> [Job]:
Reproduce the data below word for word, beginning with its first line and ending after the line that contains "designee-phone-label: Designee's phone".

> [Listings of elements and regions]:

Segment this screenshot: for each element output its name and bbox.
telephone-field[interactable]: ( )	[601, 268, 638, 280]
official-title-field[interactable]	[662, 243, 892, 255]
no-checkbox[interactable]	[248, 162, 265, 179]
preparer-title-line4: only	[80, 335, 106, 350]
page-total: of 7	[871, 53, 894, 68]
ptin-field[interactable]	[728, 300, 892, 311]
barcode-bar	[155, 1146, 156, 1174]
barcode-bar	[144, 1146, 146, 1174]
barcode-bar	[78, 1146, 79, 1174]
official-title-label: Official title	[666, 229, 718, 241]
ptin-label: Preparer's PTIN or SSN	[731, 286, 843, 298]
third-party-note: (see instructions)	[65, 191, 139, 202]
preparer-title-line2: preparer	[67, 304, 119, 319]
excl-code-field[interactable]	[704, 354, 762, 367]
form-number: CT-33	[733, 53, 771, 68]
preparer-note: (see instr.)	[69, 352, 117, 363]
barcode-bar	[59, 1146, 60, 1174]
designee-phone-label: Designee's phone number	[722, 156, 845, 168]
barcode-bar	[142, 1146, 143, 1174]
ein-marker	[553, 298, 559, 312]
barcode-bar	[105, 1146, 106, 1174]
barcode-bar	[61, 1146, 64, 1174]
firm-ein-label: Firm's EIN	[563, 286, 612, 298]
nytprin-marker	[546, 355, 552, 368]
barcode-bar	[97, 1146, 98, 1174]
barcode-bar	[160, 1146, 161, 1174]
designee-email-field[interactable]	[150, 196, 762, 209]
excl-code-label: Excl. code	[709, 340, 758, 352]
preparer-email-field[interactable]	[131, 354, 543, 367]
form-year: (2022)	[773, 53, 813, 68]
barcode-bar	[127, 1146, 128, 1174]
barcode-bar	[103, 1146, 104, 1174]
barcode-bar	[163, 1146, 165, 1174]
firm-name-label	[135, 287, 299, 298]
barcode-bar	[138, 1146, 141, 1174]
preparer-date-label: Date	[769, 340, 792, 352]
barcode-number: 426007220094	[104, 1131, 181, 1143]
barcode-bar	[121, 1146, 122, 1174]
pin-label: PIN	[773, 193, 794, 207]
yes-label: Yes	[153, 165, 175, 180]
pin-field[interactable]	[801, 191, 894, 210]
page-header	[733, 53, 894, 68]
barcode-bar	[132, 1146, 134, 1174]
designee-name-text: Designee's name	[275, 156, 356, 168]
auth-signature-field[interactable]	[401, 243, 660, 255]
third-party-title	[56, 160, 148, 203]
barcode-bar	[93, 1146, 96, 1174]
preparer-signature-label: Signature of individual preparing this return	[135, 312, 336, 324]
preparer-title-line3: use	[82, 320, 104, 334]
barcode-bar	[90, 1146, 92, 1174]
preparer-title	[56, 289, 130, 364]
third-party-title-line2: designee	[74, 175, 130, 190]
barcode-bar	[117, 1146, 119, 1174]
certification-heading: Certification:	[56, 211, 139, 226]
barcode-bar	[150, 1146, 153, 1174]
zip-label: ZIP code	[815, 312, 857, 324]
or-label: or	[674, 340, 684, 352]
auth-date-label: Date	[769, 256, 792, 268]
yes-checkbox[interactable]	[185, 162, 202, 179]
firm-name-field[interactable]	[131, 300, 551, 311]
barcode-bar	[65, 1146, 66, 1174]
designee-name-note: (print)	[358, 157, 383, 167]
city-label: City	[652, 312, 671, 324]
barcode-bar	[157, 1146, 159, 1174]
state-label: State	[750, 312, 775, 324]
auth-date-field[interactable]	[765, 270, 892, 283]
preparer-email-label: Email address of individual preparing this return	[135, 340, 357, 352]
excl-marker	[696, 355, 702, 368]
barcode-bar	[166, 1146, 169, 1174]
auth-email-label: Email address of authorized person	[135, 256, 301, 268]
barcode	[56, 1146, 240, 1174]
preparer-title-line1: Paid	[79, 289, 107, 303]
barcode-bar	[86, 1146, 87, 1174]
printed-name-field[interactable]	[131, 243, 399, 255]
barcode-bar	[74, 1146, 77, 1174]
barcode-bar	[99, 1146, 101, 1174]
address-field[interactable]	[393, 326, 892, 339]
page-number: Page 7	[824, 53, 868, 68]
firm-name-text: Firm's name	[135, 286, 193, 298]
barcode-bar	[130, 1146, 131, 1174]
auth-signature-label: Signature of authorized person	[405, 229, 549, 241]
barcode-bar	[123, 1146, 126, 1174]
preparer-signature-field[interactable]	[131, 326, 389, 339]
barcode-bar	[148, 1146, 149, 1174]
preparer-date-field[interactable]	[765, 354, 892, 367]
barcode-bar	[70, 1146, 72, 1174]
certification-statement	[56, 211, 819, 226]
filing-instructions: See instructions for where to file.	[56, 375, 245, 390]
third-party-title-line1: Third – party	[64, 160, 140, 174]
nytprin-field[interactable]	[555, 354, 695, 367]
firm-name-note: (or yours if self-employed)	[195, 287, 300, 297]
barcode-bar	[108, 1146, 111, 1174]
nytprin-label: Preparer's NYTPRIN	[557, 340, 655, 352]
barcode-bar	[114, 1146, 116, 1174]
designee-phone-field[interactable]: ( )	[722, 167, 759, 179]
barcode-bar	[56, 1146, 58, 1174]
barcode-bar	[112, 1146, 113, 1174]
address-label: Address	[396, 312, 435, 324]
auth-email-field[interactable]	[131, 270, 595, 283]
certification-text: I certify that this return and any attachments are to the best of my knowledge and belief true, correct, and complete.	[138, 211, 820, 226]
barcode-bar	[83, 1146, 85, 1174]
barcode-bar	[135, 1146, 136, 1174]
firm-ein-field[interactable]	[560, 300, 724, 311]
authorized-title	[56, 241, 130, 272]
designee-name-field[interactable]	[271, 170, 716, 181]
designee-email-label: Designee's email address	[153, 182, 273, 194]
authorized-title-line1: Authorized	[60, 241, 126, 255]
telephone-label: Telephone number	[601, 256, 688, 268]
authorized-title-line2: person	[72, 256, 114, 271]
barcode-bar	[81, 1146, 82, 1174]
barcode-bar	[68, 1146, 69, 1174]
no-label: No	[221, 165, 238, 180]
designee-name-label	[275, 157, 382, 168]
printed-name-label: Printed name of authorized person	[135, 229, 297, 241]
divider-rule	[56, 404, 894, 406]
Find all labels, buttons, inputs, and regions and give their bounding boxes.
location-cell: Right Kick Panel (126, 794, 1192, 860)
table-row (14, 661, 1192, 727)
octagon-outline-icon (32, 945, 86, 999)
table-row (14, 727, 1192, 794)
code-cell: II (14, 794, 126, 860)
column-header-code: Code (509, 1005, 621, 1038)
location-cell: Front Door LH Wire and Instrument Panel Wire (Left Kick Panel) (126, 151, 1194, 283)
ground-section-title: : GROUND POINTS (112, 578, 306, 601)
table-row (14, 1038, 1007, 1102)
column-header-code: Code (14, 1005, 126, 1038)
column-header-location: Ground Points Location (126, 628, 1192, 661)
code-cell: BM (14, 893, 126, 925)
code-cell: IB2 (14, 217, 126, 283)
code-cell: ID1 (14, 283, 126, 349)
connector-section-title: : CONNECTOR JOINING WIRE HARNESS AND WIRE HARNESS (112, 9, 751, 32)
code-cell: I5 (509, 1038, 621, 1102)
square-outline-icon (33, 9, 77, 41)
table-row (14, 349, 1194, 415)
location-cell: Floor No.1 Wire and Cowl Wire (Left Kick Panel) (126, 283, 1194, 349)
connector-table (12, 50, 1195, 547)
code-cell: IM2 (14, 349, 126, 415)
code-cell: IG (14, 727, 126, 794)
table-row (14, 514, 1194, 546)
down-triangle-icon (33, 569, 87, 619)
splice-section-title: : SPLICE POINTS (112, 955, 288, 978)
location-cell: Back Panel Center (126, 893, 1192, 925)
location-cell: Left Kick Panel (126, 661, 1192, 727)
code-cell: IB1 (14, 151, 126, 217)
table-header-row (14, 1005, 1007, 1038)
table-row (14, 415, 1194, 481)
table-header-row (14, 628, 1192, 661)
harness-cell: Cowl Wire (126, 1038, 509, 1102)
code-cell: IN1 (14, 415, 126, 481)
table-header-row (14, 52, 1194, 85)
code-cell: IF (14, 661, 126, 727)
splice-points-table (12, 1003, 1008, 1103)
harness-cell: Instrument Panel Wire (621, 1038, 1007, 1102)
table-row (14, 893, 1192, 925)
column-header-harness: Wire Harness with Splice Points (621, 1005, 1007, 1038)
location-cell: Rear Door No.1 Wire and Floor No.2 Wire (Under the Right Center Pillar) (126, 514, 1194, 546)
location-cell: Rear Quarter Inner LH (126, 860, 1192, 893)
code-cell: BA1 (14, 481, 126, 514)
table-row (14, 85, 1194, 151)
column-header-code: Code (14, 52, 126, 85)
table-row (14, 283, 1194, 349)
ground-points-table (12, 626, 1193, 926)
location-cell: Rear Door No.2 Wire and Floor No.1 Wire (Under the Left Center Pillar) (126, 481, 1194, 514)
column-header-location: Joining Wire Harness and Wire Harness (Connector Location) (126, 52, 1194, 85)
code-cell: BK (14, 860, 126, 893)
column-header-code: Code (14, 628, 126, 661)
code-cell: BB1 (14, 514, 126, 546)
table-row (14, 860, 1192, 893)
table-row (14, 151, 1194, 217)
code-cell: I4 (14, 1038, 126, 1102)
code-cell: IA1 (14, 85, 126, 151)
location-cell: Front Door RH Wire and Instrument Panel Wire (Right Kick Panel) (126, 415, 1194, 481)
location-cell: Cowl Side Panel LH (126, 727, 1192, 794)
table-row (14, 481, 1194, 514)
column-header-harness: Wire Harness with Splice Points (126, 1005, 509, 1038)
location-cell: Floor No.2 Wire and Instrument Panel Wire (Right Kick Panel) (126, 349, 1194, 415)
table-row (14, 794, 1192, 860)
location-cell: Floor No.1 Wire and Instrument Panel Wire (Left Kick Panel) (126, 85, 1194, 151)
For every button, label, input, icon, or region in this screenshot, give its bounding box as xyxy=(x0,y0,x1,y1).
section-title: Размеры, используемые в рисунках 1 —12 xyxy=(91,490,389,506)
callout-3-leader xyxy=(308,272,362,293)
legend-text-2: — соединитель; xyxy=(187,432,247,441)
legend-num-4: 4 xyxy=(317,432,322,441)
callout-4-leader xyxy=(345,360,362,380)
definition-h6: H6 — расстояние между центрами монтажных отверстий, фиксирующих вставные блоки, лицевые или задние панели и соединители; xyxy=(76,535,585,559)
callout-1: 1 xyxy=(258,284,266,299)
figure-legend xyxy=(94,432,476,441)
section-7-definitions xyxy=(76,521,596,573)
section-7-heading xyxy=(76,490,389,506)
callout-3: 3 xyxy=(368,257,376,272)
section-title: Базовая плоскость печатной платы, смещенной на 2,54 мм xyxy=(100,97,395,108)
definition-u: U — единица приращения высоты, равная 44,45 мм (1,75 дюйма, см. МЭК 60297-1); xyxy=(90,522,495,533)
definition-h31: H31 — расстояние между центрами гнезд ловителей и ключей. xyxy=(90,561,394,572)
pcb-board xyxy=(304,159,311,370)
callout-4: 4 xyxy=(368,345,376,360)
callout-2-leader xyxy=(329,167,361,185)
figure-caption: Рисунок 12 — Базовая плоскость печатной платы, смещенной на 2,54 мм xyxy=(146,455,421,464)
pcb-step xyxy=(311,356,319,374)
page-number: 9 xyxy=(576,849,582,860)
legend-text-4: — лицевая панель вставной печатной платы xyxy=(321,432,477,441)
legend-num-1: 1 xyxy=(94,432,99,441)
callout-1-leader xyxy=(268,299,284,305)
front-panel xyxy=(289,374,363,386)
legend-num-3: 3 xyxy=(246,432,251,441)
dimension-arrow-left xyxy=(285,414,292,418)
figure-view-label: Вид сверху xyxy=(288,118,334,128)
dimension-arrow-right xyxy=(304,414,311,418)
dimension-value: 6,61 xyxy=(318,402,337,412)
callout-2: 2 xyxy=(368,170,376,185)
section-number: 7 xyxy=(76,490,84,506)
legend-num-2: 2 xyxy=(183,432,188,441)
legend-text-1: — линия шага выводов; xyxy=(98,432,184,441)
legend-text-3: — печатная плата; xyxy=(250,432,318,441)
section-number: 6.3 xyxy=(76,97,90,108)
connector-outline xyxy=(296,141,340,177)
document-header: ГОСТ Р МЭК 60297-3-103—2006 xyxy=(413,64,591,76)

> [Task answer]:
Segment this screenshot: for each element output its name and bbox.
telephone-field[interactable]: ( )	[601, 268, 638, 280]
official-title-field[interactable]	[662, 243, 892, 255]
no-checkbox[interactable]	[248, 162, 265, 179]
preparer-title-line4: only	[80, 335, 106, 350]
page-total: of 7	[871, 53, 894, 68]
ptin-field[interactable]	[728, 300, 892, 311]
barcode-bar	[155, 1146, 156, 1174]
barcode-bar	[144, 1146, 146, 1174]
barcode-bar	[78, 1146, 79, 1174]
official-title-label: Official title	[666, 229, 718, 241]
ptin-label: Preparer's PTIN or SSN	[731, 286, 843, 298]
third-party-note: (see instructions)	[65, 191, 139, 202]
preparer-title-line2: preparer	[67, 304, 119, 319]
excl-code-field[interactable]	[704, 354, 762, 367]
form-number: CT-33	[733, 53, 771, 68]
preparer-note: (see instr.)	[69, 352, 117, 363]
barcode-bar	[59, 1146, 60, 1174]
designee-phone-label: Designee's phone number	[722, 156, 845, 168]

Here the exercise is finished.